TASK
Look for the string "Tierra" and copy every line that has it.

Dataset entries
○ ○ ○ ○

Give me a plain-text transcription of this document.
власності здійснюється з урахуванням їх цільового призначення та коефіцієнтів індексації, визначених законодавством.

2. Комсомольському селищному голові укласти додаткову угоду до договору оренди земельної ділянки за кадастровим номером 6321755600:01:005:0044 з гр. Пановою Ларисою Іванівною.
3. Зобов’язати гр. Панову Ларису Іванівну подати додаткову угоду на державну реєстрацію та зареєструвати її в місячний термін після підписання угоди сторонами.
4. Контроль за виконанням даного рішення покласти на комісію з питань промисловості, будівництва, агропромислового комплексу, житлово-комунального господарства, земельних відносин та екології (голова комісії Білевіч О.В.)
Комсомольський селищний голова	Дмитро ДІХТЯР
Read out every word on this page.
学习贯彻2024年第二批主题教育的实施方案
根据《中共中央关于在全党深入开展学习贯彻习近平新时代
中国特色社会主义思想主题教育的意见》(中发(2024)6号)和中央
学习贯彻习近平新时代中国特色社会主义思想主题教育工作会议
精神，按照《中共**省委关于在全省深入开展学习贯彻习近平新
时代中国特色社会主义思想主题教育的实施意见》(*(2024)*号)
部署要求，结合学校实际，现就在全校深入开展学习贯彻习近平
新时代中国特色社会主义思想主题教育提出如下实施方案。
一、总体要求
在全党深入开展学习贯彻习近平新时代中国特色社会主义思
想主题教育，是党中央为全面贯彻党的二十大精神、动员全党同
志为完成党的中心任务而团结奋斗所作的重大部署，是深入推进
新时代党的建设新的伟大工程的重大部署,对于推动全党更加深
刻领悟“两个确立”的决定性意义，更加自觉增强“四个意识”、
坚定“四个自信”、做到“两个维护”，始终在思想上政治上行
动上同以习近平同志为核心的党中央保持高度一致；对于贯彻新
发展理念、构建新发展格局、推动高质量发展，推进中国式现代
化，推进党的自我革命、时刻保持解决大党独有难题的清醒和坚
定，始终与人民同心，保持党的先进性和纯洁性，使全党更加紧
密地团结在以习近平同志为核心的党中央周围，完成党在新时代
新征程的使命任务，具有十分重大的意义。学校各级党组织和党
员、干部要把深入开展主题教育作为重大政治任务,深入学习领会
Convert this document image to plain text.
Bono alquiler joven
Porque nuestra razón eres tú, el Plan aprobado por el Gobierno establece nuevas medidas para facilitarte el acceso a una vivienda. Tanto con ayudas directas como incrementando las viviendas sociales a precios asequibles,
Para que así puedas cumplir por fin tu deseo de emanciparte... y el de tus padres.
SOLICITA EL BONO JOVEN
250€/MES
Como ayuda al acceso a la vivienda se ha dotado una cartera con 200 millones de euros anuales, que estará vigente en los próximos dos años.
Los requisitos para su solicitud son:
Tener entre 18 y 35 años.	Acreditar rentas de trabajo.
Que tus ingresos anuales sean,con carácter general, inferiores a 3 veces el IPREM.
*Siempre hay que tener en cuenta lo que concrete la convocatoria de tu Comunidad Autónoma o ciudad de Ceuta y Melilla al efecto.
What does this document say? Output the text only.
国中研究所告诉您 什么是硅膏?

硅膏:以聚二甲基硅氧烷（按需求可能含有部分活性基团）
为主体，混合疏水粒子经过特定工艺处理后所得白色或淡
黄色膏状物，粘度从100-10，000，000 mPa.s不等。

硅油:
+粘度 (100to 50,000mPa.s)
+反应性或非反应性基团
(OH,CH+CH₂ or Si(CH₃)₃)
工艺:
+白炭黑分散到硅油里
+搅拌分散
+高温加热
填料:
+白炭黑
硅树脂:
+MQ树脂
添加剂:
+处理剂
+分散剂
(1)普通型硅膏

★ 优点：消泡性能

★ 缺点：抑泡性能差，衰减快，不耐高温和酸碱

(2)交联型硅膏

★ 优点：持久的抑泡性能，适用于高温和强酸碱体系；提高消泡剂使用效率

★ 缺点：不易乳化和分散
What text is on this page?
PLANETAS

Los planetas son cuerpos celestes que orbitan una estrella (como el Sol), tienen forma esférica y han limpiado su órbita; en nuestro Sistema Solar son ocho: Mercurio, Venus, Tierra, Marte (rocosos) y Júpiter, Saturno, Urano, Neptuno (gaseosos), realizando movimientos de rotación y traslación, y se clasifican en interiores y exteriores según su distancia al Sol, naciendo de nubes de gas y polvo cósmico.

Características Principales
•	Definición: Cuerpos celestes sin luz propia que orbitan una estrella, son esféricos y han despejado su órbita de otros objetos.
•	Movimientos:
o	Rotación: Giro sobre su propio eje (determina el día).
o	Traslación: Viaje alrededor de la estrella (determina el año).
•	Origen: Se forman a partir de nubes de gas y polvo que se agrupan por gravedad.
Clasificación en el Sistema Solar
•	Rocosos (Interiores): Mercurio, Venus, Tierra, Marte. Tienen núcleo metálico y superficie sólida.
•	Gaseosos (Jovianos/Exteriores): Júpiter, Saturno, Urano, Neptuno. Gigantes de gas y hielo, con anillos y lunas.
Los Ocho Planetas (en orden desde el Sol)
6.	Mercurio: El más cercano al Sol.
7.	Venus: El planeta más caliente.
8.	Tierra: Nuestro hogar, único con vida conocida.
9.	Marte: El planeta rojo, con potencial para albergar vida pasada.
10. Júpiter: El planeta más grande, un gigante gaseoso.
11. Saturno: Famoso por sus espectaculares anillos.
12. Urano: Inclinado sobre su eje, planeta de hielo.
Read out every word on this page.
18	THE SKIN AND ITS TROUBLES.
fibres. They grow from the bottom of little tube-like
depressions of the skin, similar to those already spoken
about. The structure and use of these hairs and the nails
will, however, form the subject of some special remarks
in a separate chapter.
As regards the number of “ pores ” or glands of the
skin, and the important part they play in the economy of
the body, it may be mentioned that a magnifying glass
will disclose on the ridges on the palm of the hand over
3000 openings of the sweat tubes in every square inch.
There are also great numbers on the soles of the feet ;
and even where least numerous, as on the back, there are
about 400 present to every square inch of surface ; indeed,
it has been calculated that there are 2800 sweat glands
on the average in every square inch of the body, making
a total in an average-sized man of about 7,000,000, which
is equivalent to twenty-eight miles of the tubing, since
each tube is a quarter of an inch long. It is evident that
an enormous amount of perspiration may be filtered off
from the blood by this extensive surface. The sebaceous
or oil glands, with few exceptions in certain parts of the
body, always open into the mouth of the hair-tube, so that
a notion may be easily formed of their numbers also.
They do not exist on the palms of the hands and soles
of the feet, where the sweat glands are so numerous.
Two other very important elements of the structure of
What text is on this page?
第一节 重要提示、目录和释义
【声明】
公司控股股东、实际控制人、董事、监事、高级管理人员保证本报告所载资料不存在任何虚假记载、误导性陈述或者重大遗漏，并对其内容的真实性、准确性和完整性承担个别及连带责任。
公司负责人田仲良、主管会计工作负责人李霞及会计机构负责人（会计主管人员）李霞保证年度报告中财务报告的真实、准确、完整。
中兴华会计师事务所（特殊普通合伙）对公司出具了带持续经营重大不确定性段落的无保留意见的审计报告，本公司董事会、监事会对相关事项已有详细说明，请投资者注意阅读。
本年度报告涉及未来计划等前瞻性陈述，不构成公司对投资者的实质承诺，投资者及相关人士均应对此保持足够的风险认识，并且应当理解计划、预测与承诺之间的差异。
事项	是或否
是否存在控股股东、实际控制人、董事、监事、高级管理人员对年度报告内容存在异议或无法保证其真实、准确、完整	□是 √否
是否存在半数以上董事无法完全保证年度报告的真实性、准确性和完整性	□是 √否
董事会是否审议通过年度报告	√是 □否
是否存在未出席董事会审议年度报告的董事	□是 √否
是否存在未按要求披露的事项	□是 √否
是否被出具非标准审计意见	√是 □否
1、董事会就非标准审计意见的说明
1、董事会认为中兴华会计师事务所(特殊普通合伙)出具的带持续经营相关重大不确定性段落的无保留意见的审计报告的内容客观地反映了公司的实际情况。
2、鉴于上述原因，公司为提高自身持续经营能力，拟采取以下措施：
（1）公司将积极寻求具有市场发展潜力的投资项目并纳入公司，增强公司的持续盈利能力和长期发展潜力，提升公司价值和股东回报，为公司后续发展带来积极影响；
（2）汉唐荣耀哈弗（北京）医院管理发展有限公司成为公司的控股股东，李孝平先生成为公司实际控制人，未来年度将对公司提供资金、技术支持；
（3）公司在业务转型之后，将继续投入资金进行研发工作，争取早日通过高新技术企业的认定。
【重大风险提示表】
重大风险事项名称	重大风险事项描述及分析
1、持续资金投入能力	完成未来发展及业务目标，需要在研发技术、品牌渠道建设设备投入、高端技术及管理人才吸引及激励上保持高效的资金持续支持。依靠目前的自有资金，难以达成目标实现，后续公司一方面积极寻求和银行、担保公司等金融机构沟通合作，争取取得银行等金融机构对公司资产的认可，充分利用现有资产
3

○ ○ ○ ○

THE REPLY
Los planetas son cuerpos celestes que orbitan una estrella (como el Sol), tienen forma esférica y han limpiado su órbita; en nuestro Sistema Solar son ocho: Mercurio, Venus, Tierra, Marte (rocosos) y Júpiter, Saturno, Urano, Neptuno (gaseosos), realizando movimientos de rotación y traslación, y se clasifican en interiores y exteriores según su distancia al Sol, naciendo de nubes de gas y polvo cósmico.
•	Rocosos (Interiores): Mercurio, Venus, Tierra, Marte. Tienen núcleo metálico y superficie sólida.
8.	Tierra: Nuestro hogar, único con vida conocida.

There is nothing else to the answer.